▶ TASK DETAILS
Copy out each line of the data that holds the word "třídě".

══ LISTED RECORDS

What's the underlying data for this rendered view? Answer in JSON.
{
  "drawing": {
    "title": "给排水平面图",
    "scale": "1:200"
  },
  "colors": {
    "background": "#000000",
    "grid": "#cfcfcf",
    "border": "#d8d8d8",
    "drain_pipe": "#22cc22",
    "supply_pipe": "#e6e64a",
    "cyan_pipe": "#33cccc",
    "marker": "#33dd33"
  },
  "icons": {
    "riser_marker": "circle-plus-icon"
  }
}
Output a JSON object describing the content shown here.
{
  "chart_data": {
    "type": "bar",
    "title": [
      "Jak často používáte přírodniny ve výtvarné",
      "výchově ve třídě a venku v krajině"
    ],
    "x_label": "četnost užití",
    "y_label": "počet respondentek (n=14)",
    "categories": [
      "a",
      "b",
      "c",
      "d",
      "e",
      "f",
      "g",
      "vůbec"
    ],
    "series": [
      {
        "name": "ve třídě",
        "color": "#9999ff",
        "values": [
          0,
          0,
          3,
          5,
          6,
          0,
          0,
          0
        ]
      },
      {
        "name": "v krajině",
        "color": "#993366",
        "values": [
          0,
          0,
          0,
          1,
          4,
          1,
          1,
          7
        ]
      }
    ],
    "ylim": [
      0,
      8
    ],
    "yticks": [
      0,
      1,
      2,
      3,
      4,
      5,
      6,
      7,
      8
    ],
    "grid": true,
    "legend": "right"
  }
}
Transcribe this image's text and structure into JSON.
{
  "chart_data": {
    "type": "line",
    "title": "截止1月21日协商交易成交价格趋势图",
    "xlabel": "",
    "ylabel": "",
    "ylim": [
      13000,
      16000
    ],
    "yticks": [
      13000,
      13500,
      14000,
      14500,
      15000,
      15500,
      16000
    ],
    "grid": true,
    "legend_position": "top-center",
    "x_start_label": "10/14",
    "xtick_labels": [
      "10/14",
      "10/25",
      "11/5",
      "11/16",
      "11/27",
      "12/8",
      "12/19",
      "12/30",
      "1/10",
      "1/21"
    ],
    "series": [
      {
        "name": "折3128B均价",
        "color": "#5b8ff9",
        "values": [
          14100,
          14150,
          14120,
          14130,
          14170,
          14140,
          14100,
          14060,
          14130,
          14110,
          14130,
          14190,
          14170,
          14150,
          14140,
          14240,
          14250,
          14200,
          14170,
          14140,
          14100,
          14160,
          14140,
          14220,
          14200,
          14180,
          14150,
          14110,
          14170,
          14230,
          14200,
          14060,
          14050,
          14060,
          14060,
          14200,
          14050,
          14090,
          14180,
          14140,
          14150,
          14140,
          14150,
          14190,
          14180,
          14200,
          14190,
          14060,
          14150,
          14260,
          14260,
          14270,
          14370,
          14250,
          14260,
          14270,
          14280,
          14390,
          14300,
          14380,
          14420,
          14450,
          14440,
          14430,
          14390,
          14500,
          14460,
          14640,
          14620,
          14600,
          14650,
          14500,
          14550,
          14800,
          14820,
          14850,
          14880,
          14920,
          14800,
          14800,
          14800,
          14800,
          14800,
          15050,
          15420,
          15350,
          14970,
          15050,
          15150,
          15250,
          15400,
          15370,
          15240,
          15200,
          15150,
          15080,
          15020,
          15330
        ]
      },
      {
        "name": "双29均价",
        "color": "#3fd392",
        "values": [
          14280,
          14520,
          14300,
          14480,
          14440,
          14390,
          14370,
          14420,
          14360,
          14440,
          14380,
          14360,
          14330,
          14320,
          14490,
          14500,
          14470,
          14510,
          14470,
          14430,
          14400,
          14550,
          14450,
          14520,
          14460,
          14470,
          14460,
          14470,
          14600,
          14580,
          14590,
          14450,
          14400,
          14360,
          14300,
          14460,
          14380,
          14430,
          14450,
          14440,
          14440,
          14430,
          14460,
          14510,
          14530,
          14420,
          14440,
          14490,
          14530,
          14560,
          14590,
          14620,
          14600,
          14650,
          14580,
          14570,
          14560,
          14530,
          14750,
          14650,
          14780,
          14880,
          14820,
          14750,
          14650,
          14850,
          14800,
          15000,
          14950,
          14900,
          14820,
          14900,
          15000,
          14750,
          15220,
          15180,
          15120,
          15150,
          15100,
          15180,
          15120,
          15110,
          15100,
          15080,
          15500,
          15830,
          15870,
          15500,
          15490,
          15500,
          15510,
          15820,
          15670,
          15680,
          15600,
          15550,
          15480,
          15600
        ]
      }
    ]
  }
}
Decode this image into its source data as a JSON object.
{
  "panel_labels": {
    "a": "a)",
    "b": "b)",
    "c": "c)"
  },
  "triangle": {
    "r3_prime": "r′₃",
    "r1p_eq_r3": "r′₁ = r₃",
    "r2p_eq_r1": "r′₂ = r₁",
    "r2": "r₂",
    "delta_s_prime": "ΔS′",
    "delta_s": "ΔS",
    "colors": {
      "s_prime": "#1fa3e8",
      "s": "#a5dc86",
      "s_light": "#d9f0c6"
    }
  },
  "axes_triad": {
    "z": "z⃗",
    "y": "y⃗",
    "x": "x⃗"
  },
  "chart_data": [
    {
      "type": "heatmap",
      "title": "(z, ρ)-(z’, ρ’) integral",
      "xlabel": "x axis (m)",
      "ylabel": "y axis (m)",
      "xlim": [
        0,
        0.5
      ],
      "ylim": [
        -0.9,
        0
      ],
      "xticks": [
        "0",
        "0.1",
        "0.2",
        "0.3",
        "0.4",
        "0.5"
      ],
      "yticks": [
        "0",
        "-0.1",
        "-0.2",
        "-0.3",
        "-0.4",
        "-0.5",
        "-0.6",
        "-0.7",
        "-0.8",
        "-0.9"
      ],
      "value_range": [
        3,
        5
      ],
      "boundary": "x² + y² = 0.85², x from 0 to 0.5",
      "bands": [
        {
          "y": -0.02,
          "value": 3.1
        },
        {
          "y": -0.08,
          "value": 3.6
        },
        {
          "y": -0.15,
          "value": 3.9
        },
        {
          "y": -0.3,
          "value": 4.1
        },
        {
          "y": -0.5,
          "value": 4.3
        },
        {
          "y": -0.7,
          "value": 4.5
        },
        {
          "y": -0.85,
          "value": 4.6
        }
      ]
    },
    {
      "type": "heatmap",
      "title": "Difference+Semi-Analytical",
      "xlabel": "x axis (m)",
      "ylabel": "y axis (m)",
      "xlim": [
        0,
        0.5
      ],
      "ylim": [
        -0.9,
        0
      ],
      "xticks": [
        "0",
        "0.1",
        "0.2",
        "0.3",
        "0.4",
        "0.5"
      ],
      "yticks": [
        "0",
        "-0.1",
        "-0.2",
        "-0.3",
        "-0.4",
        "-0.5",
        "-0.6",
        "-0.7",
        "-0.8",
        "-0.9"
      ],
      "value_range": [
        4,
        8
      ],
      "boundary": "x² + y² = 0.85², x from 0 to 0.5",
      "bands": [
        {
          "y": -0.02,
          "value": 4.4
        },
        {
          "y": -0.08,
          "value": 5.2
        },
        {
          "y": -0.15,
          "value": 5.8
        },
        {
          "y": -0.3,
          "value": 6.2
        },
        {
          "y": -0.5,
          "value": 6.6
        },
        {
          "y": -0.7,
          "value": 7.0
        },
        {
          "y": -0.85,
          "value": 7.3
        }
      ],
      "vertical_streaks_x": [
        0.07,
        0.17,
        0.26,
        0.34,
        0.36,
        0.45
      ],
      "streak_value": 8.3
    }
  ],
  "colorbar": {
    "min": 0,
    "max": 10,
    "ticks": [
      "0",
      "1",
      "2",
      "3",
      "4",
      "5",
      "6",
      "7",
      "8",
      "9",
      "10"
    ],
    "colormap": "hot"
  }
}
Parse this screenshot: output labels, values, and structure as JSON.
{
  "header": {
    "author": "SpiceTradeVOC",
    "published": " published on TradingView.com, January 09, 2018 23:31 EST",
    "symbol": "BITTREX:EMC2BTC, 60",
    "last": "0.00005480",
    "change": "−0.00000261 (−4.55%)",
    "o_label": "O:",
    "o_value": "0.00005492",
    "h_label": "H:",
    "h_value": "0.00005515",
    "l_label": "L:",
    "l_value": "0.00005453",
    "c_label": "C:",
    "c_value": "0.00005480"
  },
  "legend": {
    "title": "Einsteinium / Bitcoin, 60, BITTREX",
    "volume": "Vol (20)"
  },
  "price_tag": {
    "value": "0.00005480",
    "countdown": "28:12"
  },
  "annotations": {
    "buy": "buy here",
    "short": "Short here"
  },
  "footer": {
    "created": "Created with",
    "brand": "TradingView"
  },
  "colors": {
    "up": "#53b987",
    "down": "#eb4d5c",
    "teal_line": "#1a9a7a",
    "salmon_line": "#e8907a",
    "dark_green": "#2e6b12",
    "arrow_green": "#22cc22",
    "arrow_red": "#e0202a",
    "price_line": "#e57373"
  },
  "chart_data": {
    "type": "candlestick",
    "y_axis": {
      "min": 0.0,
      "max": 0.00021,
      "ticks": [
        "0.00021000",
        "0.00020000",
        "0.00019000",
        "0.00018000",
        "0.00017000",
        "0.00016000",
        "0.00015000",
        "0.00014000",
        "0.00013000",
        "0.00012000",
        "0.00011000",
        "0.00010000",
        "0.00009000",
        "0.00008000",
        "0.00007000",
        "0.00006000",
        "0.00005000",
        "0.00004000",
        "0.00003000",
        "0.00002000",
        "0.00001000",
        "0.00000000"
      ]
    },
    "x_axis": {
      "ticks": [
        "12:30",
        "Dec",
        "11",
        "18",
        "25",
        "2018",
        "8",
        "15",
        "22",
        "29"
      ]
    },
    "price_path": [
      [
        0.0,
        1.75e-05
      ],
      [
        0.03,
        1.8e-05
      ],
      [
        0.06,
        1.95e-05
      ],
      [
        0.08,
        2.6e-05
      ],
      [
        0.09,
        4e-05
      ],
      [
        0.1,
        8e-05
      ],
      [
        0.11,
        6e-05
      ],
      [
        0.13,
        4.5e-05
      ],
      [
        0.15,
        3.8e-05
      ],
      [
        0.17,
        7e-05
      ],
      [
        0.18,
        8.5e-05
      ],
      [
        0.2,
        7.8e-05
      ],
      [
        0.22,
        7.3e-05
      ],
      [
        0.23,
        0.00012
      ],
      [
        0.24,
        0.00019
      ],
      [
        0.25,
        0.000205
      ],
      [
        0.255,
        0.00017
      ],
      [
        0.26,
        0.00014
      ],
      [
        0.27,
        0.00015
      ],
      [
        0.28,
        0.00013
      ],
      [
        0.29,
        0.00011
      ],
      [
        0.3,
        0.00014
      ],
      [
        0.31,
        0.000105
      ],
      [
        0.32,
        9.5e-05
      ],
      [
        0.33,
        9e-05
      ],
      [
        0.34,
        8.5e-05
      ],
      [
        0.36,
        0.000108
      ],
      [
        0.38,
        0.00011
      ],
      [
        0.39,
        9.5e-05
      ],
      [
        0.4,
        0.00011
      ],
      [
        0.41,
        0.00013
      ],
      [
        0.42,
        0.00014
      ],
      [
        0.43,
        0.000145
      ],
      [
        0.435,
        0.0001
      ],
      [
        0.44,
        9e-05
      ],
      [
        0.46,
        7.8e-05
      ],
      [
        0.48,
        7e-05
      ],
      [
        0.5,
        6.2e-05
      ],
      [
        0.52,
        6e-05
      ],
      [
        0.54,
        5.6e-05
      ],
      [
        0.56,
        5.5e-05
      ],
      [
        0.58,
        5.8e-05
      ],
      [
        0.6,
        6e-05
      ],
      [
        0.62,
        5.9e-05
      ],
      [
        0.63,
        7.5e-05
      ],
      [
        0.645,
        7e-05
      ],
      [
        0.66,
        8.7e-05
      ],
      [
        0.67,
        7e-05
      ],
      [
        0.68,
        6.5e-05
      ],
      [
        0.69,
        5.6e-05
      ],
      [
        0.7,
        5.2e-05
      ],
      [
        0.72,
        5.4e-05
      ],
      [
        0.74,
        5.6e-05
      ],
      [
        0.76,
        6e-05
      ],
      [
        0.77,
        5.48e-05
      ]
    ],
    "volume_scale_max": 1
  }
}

════

▶ FINISHED ANSWER
      "výchově ve třídě a venku v krajině"
        "name": "ve třídě",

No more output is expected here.